## Written request
List all the lines in these records that hold "this".
─── Excerpted data
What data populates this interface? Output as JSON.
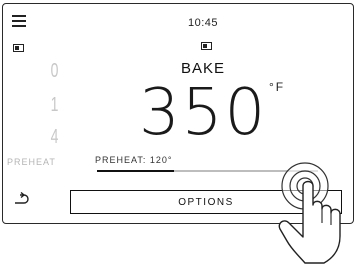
{
  "status": {
    "time": "10:45"
  },
  "cook": {
    "mode": "BAKE",
    "temperature": "350",
    "unit": "°F"
  },
  "preheat": {
    "label": "PREHEAT: 120°",
    "ghost_label": "PREHEAT",
    "progress": 0.35
  },
  "background_digits": [
    "0",
    "1",
    "4"
  ],
  "actions": {
    "options_label": "OPTIONS"
  },
  "icons": {
    "menu": "menu-icon",
    "small_panel": "panel-indicator-icon",
    "back": "back-arrow-icon",
    "hand": "hand-pointer-icon",
    "touch_ripple": "touch-ripple-icon"
  },
  "colors": {
    "ink": "#1a1a1a",
    "track": "#bdbdbd",
    "ghost": "#c8c8c8"
  }
}
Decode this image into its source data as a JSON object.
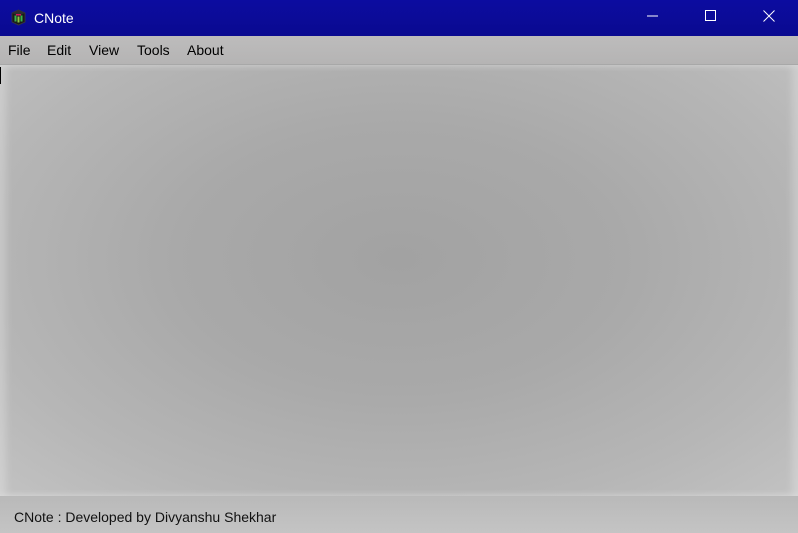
{
  "window": {
    "title": "CNote",
    "title_bar_color": "#0b0b98",
    "icon": "cnote-app-icon",
    "controls": {
      "minimize_icon": "minimize-icon",
      "maximize_icon": "maximize-icon",
      "close_icon": "close-icon"
    }
  },
  "menubar": {
    "items": [
      {
        "label": "File"
      },
      {
        "label": "Edit"
      },
      {
        "label": "View"
      },
      {
        "label": "Tools"
      },
      {
        "label": "About"
      }
    ]
  },
  "editor": {
    "content": ""
  },
  "statusbar": {
    "text": "CNote : Developed by Divyanshu Shekhar"
  }
}
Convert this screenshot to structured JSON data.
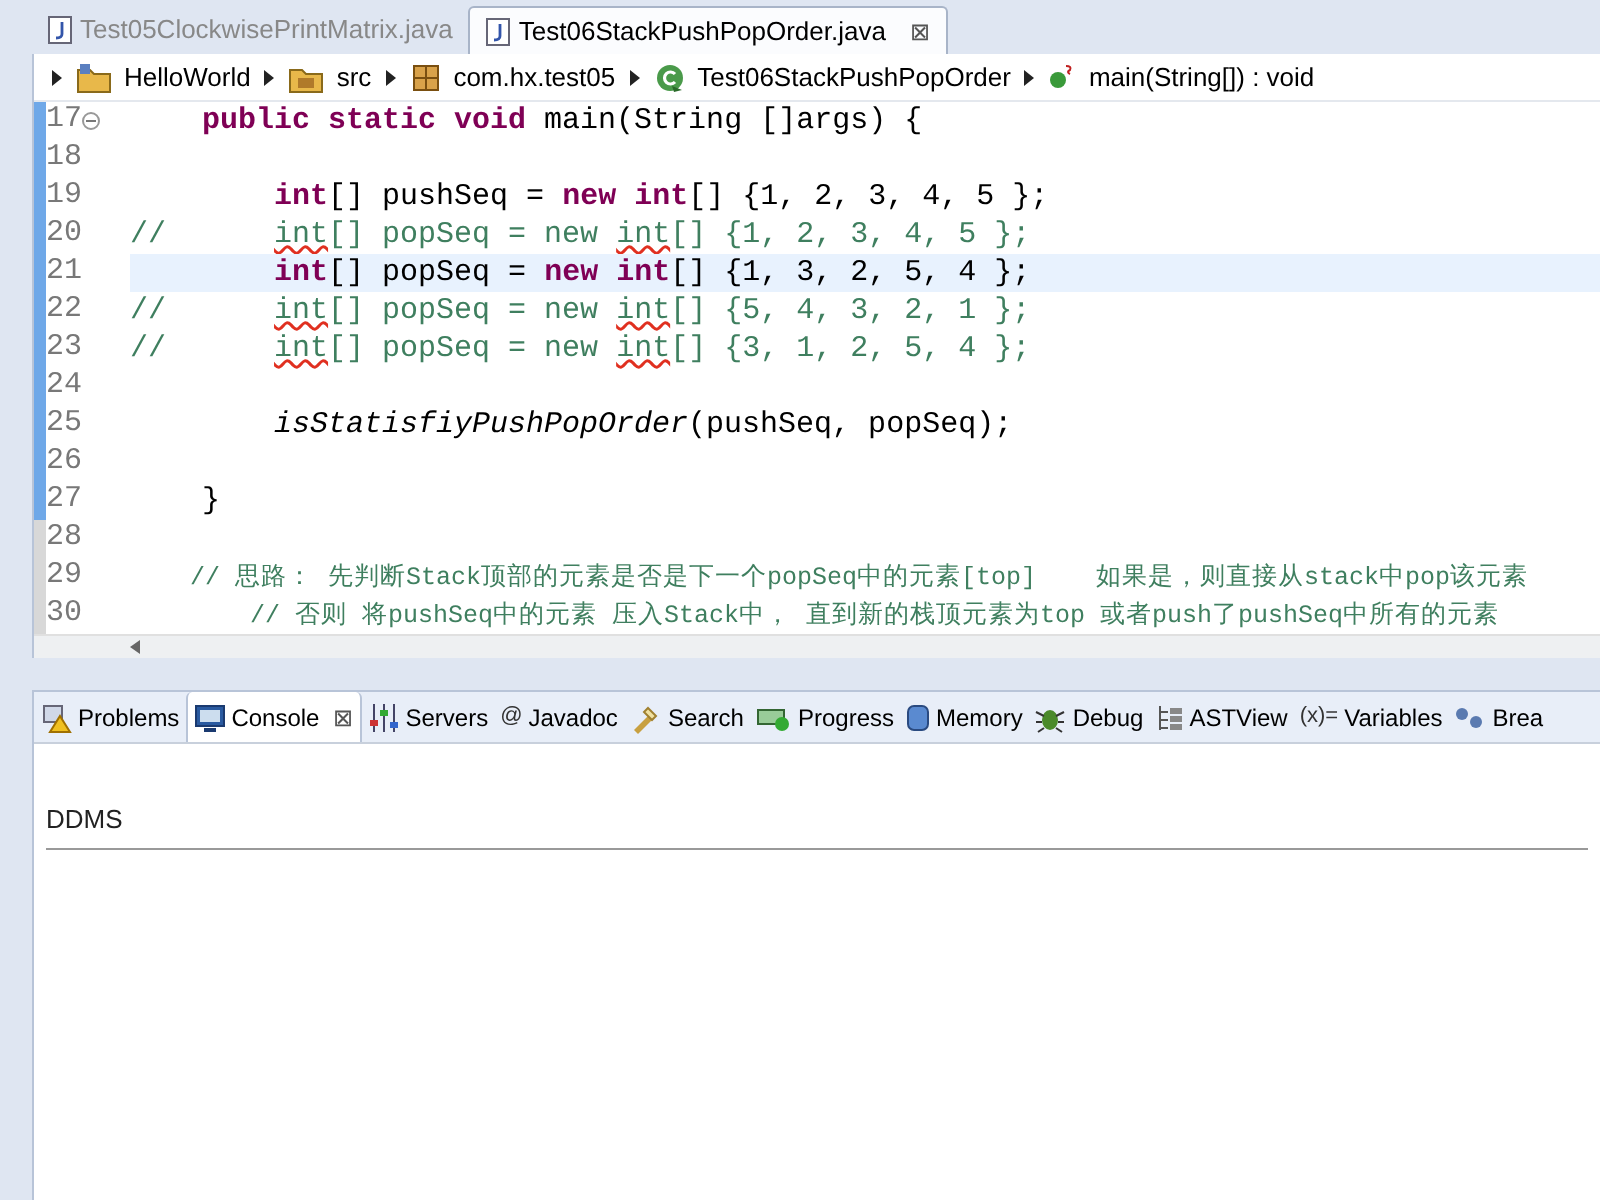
──────
## Finished task
What data populates this interface? Output as JSON.
Decode this image into its source data as a JSON object.
Convert this screenshot to structured JSON data.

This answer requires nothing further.